# Extracted information
● ● ● ● ●
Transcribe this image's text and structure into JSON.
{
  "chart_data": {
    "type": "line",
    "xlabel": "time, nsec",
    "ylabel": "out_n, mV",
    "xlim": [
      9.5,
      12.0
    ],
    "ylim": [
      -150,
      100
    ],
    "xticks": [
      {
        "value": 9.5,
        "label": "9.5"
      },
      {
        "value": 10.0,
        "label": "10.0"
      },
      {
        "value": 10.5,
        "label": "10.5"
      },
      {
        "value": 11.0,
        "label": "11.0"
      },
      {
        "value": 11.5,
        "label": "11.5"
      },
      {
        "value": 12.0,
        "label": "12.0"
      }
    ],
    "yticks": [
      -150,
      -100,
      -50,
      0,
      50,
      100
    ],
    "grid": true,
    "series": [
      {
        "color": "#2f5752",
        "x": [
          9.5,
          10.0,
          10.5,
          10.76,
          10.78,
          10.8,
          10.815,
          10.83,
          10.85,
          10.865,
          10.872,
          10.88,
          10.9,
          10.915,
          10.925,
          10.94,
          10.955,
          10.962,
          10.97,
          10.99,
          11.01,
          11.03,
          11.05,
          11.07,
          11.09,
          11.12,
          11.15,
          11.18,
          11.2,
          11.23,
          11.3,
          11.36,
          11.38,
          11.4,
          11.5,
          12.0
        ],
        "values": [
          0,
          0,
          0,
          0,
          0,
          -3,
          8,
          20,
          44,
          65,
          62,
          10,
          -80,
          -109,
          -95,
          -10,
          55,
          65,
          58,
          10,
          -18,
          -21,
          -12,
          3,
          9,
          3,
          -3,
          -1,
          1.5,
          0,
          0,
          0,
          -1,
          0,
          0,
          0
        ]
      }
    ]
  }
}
● ● ● ● ●
# Exercise goal
Provide all the records again, word for word.

# Output of the exercise
Transcribe this image's text and structure into JSON.
{
  "chart_data": {
    "type": "line",
    "xlabel": "time, nsec",
    "ylabel": "out_n, mV",
    "xlim": [
      9.5,
      12.0
    ],
    "ylim": [
      -150,
      100
    ],
    "xticks": [
      {
        "value": 9.5,
        "label": "9.5"
      },
      {
        "value": 10.0,
        "label": "10.0"
      },
      {
        "value": 10.5,
        "label": "10.5"
      },
      {
        "value": 11.0,
        "label": "11.0"
      },
      {
        "value": 11.5,
        "label": "11.5"
      },
      {
        "value": 12.0,
        "label": "12.0"
      }
    ],
    "yticks": [
      -150,
      -100,
      -50,
      0,
      50,
      100
    ],
    "grid": true,
    "series": [
      {
        "color": "#2f5752",
        "x": [
          9.5,
          10.0,
          10.5,
          10.76,
          10.78,
          10.8,
          10.815,
          10.83,
          10.85,
          10.865,
          10.872,
          10.88,
          10.9,
          10.915,
          10.925,
          10.94,
          10.955,
          10.962,
          10.97,
          10.99,
          11.01,
          11.03,
          11.05,
          11.07,
          11.09,
          11.12,
          11.15,
          11.18,
          11.2,
          11.23,
          11.3,
          11.36,
          11.38,
          11.4,
          11.5,
          12.0
        ],
        "values": [
          0,
          0,
          0,
          0,
          0,
          -3,
          8,
          20,
          44,
          65,
          62,
          10,
          -80,
          -109,
          -95,
          -10,
          55,
          65,
          58,
          10,
          -18,
          -21,
          -12,
          3,
          9,
          3,
          -3,
          -1,
          1.5,
          0,
          0,
          0,
          -1,
          0,
          0,
          0
        ]
      }
    ]
  }
}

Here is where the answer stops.